§ **Exercise description**: Records follow. Pull out every line that contains "Rapport".

§ **Records provided**:
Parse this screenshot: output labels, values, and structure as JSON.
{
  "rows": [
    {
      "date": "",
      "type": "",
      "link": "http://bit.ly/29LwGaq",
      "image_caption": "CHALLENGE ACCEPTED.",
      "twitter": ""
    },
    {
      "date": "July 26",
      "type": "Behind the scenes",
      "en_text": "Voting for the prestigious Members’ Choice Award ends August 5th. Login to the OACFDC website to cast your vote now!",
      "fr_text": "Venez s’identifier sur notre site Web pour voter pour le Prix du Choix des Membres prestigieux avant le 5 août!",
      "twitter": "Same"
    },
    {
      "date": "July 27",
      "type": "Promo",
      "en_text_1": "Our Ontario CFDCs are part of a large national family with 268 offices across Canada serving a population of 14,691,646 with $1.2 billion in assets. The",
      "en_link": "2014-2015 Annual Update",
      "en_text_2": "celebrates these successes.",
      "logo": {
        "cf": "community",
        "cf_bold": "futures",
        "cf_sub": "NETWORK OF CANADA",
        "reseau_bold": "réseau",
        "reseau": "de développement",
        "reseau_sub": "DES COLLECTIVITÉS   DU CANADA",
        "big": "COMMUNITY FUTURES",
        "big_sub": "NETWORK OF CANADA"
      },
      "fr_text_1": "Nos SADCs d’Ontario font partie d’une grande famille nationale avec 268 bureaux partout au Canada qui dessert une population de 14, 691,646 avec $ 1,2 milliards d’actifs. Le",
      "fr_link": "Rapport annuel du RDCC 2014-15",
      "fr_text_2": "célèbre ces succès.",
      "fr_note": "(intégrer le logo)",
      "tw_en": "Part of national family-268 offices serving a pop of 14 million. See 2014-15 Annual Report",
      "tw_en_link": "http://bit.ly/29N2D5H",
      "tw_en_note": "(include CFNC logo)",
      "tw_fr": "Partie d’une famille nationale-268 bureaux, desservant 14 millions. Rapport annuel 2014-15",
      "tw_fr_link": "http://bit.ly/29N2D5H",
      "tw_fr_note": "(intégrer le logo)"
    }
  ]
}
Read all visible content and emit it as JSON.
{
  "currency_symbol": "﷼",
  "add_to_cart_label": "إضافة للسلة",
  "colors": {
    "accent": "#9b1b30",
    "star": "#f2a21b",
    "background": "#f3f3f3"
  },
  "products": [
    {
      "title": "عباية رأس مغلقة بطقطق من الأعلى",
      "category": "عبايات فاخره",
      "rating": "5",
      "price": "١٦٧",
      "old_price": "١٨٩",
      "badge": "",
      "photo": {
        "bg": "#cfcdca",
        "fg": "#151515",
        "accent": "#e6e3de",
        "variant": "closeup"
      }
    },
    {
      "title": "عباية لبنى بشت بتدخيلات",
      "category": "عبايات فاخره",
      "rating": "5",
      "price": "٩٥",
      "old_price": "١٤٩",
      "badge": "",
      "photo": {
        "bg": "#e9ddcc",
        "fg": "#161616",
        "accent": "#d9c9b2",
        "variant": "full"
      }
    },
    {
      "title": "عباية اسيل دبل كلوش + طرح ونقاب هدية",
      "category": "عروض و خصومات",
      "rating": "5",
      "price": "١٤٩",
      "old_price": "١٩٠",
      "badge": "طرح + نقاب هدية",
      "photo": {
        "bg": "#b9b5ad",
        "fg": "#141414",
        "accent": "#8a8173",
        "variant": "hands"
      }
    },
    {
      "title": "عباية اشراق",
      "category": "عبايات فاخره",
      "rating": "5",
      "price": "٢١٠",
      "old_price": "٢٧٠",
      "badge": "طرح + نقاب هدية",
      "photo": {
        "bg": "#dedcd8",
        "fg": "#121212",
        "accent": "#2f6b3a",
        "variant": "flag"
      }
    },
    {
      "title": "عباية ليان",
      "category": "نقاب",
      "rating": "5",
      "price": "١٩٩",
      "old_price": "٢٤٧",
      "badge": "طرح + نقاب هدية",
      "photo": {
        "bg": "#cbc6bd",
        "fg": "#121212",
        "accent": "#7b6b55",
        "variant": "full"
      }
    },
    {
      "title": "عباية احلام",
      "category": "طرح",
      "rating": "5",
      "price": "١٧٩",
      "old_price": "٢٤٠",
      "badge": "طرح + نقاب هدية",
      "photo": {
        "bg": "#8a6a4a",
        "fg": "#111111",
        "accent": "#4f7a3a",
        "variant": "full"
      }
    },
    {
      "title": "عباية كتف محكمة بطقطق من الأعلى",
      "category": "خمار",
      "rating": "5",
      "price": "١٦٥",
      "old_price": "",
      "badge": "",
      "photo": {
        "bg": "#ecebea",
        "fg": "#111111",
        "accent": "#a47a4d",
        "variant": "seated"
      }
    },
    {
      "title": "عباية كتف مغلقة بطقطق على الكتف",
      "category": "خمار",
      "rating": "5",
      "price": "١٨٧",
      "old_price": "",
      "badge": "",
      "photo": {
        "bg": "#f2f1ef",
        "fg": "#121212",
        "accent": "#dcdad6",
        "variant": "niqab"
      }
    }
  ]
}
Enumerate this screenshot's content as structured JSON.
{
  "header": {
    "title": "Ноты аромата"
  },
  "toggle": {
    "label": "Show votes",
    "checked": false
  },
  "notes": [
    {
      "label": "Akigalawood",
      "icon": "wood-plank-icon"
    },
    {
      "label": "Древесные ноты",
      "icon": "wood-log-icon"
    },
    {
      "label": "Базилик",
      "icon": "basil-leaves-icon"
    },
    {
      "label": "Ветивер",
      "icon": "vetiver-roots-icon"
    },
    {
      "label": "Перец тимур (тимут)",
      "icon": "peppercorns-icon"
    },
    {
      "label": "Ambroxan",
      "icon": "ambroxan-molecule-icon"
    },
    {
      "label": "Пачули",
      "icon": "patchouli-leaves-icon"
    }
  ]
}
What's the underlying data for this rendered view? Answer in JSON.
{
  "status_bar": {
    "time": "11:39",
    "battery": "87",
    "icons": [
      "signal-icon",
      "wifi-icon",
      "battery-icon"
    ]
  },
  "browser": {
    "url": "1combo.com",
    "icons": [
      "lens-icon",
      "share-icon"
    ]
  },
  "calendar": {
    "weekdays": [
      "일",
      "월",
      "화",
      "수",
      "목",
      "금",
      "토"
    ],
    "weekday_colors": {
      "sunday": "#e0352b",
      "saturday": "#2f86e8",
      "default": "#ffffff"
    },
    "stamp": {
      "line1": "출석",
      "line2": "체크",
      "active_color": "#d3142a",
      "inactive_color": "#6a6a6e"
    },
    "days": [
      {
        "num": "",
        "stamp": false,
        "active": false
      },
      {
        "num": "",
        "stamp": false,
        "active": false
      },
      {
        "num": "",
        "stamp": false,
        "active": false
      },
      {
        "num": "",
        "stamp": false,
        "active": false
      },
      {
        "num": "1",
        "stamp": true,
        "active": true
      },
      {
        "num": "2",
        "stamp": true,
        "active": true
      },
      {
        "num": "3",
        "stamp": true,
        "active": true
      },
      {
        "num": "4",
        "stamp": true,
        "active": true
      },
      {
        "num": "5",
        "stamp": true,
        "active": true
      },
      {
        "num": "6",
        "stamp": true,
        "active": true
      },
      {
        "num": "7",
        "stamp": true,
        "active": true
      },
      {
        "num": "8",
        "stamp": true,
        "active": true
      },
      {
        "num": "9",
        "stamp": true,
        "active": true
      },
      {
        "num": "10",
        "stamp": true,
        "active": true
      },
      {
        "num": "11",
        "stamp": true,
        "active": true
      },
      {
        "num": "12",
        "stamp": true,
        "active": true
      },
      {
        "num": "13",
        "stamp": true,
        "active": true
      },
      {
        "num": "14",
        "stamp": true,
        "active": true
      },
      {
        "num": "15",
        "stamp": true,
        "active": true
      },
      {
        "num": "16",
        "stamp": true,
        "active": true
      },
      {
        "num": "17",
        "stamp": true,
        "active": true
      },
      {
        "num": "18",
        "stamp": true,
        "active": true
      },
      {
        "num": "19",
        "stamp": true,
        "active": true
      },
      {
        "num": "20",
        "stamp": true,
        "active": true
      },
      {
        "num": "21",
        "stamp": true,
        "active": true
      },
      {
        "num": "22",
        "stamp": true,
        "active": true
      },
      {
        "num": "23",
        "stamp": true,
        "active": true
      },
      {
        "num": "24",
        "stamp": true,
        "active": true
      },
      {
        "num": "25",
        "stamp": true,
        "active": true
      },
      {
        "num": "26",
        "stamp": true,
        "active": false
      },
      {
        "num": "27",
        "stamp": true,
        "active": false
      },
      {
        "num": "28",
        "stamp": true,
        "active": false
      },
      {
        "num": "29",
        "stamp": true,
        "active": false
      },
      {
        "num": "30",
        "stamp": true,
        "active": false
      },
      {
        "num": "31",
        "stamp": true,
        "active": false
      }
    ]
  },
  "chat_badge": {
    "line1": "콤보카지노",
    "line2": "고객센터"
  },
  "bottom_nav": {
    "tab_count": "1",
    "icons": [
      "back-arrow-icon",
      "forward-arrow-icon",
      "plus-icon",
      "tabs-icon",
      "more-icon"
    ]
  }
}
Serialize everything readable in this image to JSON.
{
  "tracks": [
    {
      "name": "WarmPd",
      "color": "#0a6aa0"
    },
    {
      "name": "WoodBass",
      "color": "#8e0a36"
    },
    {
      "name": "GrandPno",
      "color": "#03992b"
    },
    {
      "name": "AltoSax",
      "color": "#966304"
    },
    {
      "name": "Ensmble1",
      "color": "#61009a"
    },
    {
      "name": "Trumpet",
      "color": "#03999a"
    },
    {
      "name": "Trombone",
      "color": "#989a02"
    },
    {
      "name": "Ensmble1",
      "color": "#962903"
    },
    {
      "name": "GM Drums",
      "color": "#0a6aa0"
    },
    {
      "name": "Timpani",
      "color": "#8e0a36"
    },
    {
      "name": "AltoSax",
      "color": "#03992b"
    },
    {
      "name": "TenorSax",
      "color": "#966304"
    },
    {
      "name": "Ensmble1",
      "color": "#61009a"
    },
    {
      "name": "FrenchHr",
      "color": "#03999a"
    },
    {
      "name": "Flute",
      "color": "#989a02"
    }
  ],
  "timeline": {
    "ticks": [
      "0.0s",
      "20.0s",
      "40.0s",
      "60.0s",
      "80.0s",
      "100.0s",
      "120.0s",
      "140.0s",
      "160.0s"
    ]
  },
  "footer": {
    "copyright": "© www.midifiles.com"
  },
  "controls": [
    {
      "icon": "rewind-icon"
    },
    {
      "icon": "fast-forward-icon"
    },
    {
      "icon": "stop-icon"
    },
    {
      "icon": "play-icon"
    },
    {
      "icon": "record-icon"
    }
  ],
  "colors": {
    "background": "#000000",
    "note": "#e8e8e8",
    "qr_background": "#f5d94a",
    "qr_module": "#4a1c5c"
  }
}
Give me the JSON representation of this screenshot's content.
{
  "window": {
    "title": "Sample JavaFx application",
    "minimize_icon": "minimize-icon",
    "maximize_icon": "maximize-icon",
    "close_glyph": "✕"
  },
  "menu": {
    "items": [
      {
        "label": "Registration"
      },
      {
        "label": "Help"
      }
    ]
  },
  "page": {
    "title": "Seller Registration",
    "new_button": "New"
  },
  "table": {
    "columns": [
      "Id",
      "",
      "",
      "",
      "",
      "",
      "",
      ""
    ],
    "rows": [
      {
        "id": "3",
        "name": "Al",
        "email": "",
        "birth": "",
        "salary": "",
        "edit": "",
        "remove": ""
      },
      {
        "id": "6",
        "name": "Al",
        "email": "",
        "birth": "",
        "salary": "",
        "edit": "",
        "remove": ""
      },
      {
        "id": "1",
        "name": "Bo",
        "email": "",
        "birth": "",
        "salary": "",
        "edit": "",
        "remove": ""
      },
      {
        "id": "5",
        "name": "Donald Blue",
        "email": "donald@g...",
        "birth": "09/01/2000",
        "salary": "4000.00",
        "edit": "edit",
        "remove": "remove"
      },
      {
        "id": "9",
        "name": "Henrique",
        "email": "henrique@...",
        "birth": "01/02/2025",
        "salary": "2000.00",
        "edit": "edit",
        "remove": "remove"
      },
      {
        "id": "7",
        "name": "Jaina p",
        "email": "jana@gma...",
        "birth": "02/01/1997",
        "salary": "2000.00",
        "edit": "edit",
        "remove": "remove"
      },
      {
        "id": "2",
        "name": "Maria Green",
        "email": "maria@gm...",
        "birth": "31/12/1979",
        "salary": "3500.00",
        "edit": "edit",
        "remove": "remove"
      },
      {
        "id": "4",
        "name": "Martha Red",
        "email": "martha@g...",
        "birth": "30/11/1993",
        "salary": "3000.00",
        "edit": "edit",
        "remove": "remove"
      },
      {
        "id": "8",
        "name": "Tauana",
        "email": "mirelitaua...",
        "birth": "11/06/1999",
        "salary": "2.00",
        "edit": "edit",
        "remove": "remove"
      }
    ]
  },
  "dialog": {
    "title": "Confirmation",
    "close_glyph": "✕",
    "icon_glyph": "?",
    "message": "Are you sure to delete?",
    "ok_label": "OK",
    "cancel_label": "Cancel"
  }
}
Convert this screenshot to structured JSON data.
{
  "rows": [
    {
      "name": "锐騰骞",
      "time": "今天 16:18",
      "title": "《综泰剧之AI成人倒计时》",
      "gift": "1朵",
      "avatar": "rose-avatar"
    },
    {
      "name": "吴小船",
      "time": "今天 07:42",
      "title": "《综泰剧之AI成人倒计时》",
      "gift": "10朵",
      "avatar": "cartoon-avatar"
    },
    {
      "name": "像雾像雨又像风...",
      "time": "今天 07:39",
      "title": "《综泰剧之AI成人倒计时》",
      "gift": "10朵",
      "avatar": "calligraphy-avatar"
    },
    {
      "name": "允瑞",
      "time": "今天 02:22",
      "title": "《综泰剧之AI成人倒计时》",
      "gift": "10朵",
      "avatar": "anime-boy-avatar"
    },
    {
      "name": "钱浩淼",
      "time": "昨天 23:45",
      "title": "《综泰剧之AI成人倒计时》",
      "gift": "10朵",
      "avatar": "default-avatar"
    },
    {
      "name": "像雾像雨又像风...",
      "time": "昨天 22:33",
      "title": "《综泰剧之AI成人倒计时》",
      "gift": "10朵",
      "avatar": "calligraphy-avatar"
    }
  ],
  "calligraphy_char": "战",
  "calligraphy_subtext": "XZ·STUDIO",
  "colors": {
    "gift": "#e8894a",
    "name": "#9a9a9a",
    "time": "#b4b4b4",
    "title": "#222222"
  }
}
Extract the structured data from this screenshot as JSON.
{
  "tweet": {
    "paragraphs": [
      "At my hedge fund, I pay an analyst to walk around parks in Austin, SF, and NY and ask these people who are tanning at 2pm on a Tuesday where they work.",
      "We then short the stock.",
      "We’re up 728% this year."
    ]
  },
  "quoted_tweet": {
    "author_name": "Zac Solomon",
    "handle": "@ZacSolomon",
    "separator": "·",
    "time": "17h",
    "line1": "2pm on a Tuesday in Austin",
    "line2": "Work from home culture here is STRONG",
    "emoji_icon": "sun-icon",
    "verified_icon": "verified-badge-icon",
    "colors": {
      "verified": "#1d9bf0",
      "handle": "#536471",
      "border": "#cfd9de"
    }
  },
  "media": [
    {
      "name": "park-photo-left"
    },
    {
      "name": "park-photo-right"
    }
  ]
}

§ **Task result**:
      "fr_link": "Rapport annuel du RDCC 2014-15",
      "tw_fr": "Partie d’une famille nationale-268 bureaux, desservant 14 millions. Rapport annuel 2014-15",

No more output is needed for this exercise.